- [EXERCISE REQUIREMENTS]: Pictures should be excluded; otherwise, copy every entry exactly.

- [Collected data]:
----------------------------------------
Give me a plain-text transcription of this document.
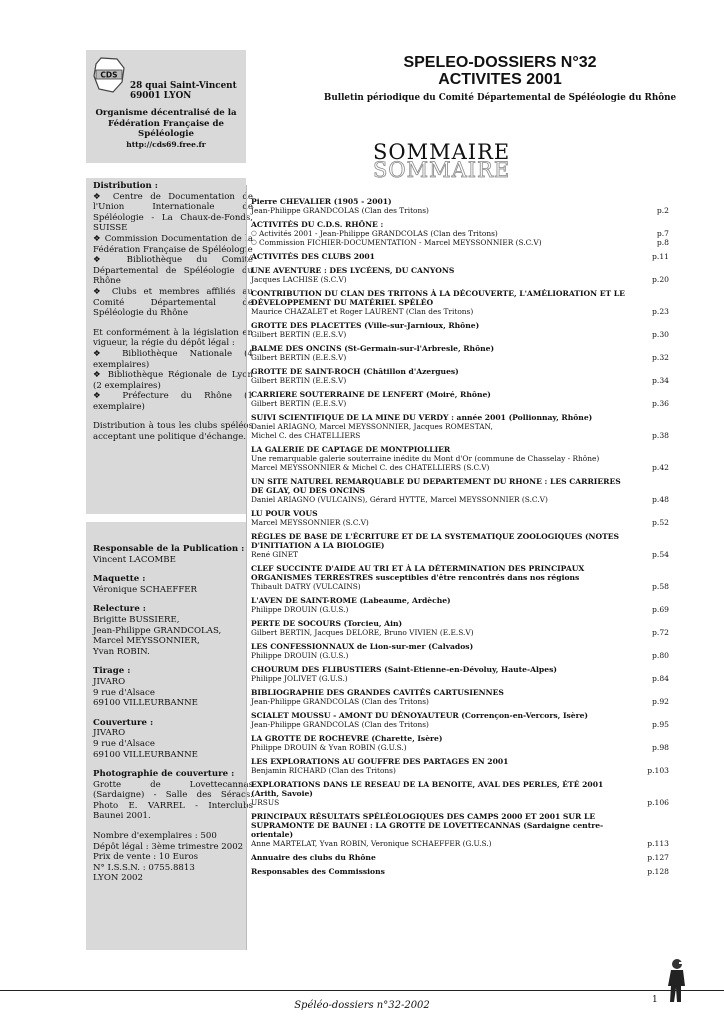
CDS
28 quai Saint-Vincent
69001 LYON
Organisme décentralisé de la
Fédération Française de
Spéléologie
http://cds69.free.fr

Distribution :

❖ Centre de Documentation de l'Union Internationale de Spéléologie - La Chaux-de-Fonds, SUISSE

❖ Commission Documentation de la Fédération Française de Spéléologie

❖ Bibliothèque du Comité Départemental de Spéléologie du Rhône

❖ Clubs et membres affiliés au Comité Départemental de Spéléologie du Rhône

Et conformément à la législation en vigueur, la régie du dépôt légal :

❖ Bibliothèque Nationale (4 exemplaires)

❖ Bibliothèque Régionale de Lyon (2 exemplaires)

❖ Préfecture du Rhône (1 exemplaire)

Distribution à tous les clubs spéléos acceptant une politique d'échange.

Responsable de la Publication :

Vincent LACOMBE

Maquette :

Véronique SCHAEFFER

Relecture :

Brigitte BUSSIERE,

Jean-Philippe GRANDCOLAS,

Marcel MEYSSONNIER,

Yvan ROBIN.

Tirage :

JIVARO

9 rue d'Alsace

69100 VILLEURBANNE

Couverture :

JIVARO

9 rue d'Alsace

69100 VILLEURBANNE

Photographie de couverture :

Grotte de Lovettecannas (Sardaigne) - Salle des Séracs. Photo E. VARREL - Interclubs Baunei 2001.

Nombre d'exemplaires : 500

Dépôt légal : 3ème trimestre 2002

Prix de vente : 10 Euros

N° I.S.S.N. : 0755.8813

LYON 2002

SPELEO-DOSSIERS N°32
ACTIVITES 2001
Bulletin périodique du Comité Départemental de Spéléologie du Rhône
SOMMAIRE
SOMMAIRE
Pierre CHEVALIER (1905 - 2001)
Jean-Philippe GRANDCOLAS (Clan des Tritons)	p.2
ACTIVITÉS DU C.D.S. RHÔNE :
○ Activités 2001 - Jean-Philippe GRANDCOLAS (Clan des Tritons)	p.7
○ Commission FICHIER-DOCUMENTATION - Marcel MEYSSONNIER (S.C.V)	p.8
ACTIVITÉS DES CLUBS 2001	p.11
UNE AVENTURE : DES LYCÉENS, DU CANYONS
Jacques LACHISE (S.C.V)	p.20
CONTRIBUTION DU CLAN DES TRITONS À LA DÉCOUVERTE, L'AMÉLIORATION ET LE DÉVELOPPEMENT DU MATÉRIEL SPÉLÉO
Maurice CHAZALET et Roger LAURENT (Clan des Tritons)	p.23
GROTTE DES PLACETTES (Ville-sur-Jarnioux, Rhône)
Gilbert BERTIN (E.E.S.V)	p.30
BALME DES ONCINS (St-Germain-sur-l'Arbresle, Rhône)
Gilbert BERTIN (E.E.S.V)	p.32
GROTTE DE SAINT-ROCH (Châtillon d'Azergues)
Gilbert BERTIN (E.E.S.V)	p.34
CARRIERE SOUTERRAINE DE LENFERT (Moiré, Rhône)
Gilbert BERTIN (E.E.S.V)	p.36
SUIVI SCIENTIFIQUE DE LA MINE DU VERDY : année 2001 (Pollionnay, Rhône)
Daniel ARIAGNO, Marcel MEYSSONNIER, Jacques ROMESTAN,
Michel C. des CHATELLIERS	p.38
LA GALERIE DE CAPTAGE DE MONTPIOLLIER
Une remarquable galerie souterraine inédite du Mont d'Or (commune de Chasselay - Rhône)
Marcel MEYSSONNIER & Michel C. des CHATELLIERS (S.C.V)	p.42
UN SITE NATUREL REMARQUABLE DU DEPARTEMENT DU RHONE : LES CARRIERES DE GLAY, OU DES ONCINS
Daniel ARIAGNO (VULCAINS), Gérard HYTTE, Marcel MEYSSONNIER (S.C.V)	p.48
LU POUR VOUS
Marcel MEYSSONNIER (S.C.V)	p.52
RÈGLES DE BASE DE L'ÉCRITURE ET DE LA SYSTEMATIQUE ZOOLOGIQUES (NOTES D'INITIATION A LA BIOLOGIE)
René GINET	p.54
CLEF SUCCINTE D'AIDE AU TRI ET À LA DÉTERMINATION DES PRINCIPAUX ORGANISMES TERRESTRES susceptibles d'être rencontrés dans nos régions
Thibault DATRY (VULCAINS)	p.58
L'AVEN DE SAINT-ROME (Labeaume, Ardèche)
Philippe DROUIN (G.U.S.)	p.69
PERTE DE SOCOURS (Torcieu, Ain)
Gilbert BERTIN, Jacques DELORE, Bruno VIVIEN (E.E.S.V)	p.72
LES CONFESSIONNAUX de Lion-sur-mer (Calvados)
Philippe DROUIN (G.U.S.)	p.80
CHOURUM DES FLIBUSTIERS (Saint-Etienne-en-Dévoluy, Haute-Alpes)
Philippe JOLIVET (G.U.S.)	p.84
BIBLIOGRAPHIE DES GRANDES CAVITÉS CARTUSIENNES
Jean-Philippe GRANDCOLAS (Clan des Tritons)	p.92
SCIALET MOUSSU - AMONT DU DÉNOYAUTEUR (Corrençon-en-Vercors, Isère)
Jean-Philippe GRANDCOLAS (Clan des Tritons)	p.95
LA GROTTE DE ROCHEVRE (Charette, Isère)
Philippe DROUIN & Yvan ROBIN (G.U.S.)	p.98
LES EXPLORATIONS AU GOUFFRE DES PARTAGES EN 2001
Benjamin RICHARD (Clan des Tritons)	p.103
EXPLORATIONS DANS LE RESEAU DE LA BENOITE, AVAL DES PERLES, ÉTÉ 2001 (Arith, Savoie)
URSUS	p.106
PRINCIPAUX RÉSULTATS SPÉLÉOLOGIQUES DES CAMPS 2000 ET 2001 SUR LE SUPRAMONTE DE BAUNEI : LA GROTTE DE LOVETTECANNAS (Sardaigne centre-orientale)
Anne MARTELAT, Yvan ROBIN, Veronique SCHAEFFER (G.U.S.)	p.113
Annuaire des clubs du Rhône	p.127
Responsables des Commissions	p.128
1
Spéléo-dossiers n°32-2002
----------------------------------------
- [RESPONSE TO THIS EXERCISE]:
Give me a plain-text transcription of this document.
CDS
28 quai Saint-Vincent
69001 LYON
Organisme décentralisé de la
Fédération Française de
Spéléologie
http://cds69.free.fr

Distribution :

❖ Centre de Documentation de l'Union Internationale de Spéléologie - La Chaux-de-Fonds, SUISSE

❖ Commission Documentation de la Fédération Française de Spéléologie

❖ Bibliothèque du Comité Départemental de Spéléologie du Rhône

❖ Clubs et membres affiliés au Comité Départemental de Spéléologie du Rhône

Et conformément à la législation en vigueur, la régie du dépôt légal :

❖ Bibliothèque Nationale (4 exemplaires)

❖ Bibliothèque Régionale de Lyon (2 exemplaires)

❖ Préfecture du Rhône (1 exemplaire)

Distribution à tous les clubs spéléos acceptant une politique d'échange.

Responsable de la Publication :

Vincent LACOMBE

Maquette :

Véronique SCHAEFFER

Relecture :

Brigitte BUSSIERE,

Jean-Philippe GRANDCOLAS,

Marcel MEYSSONNIER,

Yvan ROBIN.

Tirage :

JIVARO

9 rue d'Alsace

69100 VILLEURBANNE

Couverture :

JIVARO

9 rue d'Alsace

69100 VILLEURBANNE

Photographie de couverture :

Grotte de Lovettecannas (Sardaigne) - Salle des Séracs. Photo E. VARREL - Interclubs Baunei 2001.

Nombre d'exemplaires : 500

Dépôt légal : 3ème trimestre 2002

Prix de vente : 10 Euros

N° I.S.S.N. : 0755.8813

LYON 2002

SPELEO-DOSSIERS N°32
ACTIVITES 2001
Bulletin périodique du Comité Départemental de Spéléologie du Rhône
SOMMAIRE
SOMMAIRE
Pierre CHEVALIER (1905 - 2001)
Jean-Philippe GRANDCOLAS (Clan des Tritons)	p.2
ACTIVITÉS DU C.D.S. RHÔNE :
○ Activités 2001 - Jean-Philippe GRANDCOLAS (Clan des Tritons)	p.7
○ Commission FICHIER-DOCUMENTATION - Marcel MEYSSONNIER (S.C.V)	p.8
ACTIVITÉS DES CLUBS 2001	p.11
UNE AVENTURE : DES LYCÉENS, DU CANYONS
Jacques LACHISE (S.C.V)	p.20
CONTRIBUTION DU CLAN DES TRITONS À LA DÉCOUVERTE, L'AMÉLIORATION ET LE DÉVELOPPEMENT DU MATÉRIEL SPÉLÉO
Maurice CHAZALET et Roger LAURENT (Clan des Tritons)	p.23
GROTTE DES PLACETTES (Ville-sur-Jarnioux, Rhône)
Gilbert BERTIN (E.E.S.V)	p.30
BALME DES ONCINS (St-Germain-sur-l'Arbresle, Rhône)
Gilbert BERTIN (E.E.S.V)	p.32
GROTTE DE SAINT-ROCH (Châtillon d'Azergues)
Gilbert BERTIN (E.E.S.V)	p.34
CARRIERE SOUTERRAINE DE LENFERT (Moiré, Rhône)
Gilbert BERTIN (E.E.S.V)	p.36
SUIVI SCIENTIFIQUE DE LA MINE DU VERDY : année 2001 (Pollionnay, Rhône)
Daniel ARIAGNO, Marcel MEYSSONNIER, Jacques ROMESTAN,
Michel C. des CHATELLIERS	p.38
LA GALERIE DE CAPTAGE DE MONTPIOLLIER
Une remarquable galerie souterraine inédite du Mont d'Or (commune de Chasselay - Rhône)
Marcel MEYSSONNIER & Michel C. des CHATELLIERS (S.C.V)	p.42
UN SITE NATUREL REMARQUABLE DU DEPARTEMENT DU RHONE : LES CARRIERES DE GLAY, OU DES ONCINS
Daniel ARIAGNO (VULCAINS), Gérard HYTTE, Marcel MEYSSONNIER (S.C.V)	p.48
LU POUR VOUS
Marcel MEYSSONNIER (S.C.V)	p.52
RÈGLES DE BASE DE L'ÉCRITURE ET DE LA SYSTEMATIQUE ZOOLOGIQUES (NOTES D'INITIATION A LA BIOLOGIE)
René GINET	p.54
CLEF SUCCINTE D'AIDE AU TRI ET À LA DÉTERMINATION DES PRINCIPAUX ORGANISMES TERRESTRES susceptibles d'être rencontrés dans nos régions
Thibault DATRY (VULCAINS)	p.58
L'AVEN DE SAINT-ROME (Labeaume, Ardèche)
Philippe DROUIN (G.U.S.)	p.69
PERTE DE SOCOURS (Torcieu, Ain)
Gilbert BERTIN, Jacques DELORE, Bruno VIVIEN (E.E.S.V)	p.72
LES CONFESSIONNAUX de Lion-sur-mer (Calvados)
Philippe DROUIN (G.U.S.)	p.80
CHOURUM DES FLIBUSTIERS (Saint-Etienne-en-Dévoluy, Haute-Alpes)
Philippe JOLIVET (G.U.S.)	p.84
BIBLIOGRAPHIE DES GRANDES CAVITÉS CARTUSIENNES
Jean-Philippe GRANDCOLAS (Clan des Tritons)	p.92
SCIALET MOUSSU - AMONT DU DÉNOYAUTEUR (Corrençon-en-Vercors, Isère)
Jean-Philippe GRANDCOLAS (Clan des Tritons)	p.95
LA GROTTE DE ROCHEVRE (Charette, Isère)
Philippe DROUIN & Yvan ROBIN (G.U.S.)	p.98
LES EXPLORATIONS AU GOUFFRE DES PARTAGES EN 2001
Benjamin RICHARD (Clan des Tritons)	p.103
EXPLORATIONS DANS LE RESEAU DE LA BENOITE, AVAL DES PERLES, ÉTÉ 2001 (Arith, Savoie)
URSUS	p.106
PRINCIPAUX RÉSULTATS SPÉLÉOLOGIQUES DES CAMPS 2000 ET 2001 SUR LE SUPRAMONTE DE BAUNEI : LA GROTTE DE LOVETTECANNAS (Sardaigne centre-orientale)
Anne MARTELAT, Yvan ROBIN, Veronique SCHAEFFER (G.U.S.)	p.113
Annuaire des clubs du Rhône	p.127
Responsables des Commissions	p.128
1
Spéléo-dossiers n°32-2002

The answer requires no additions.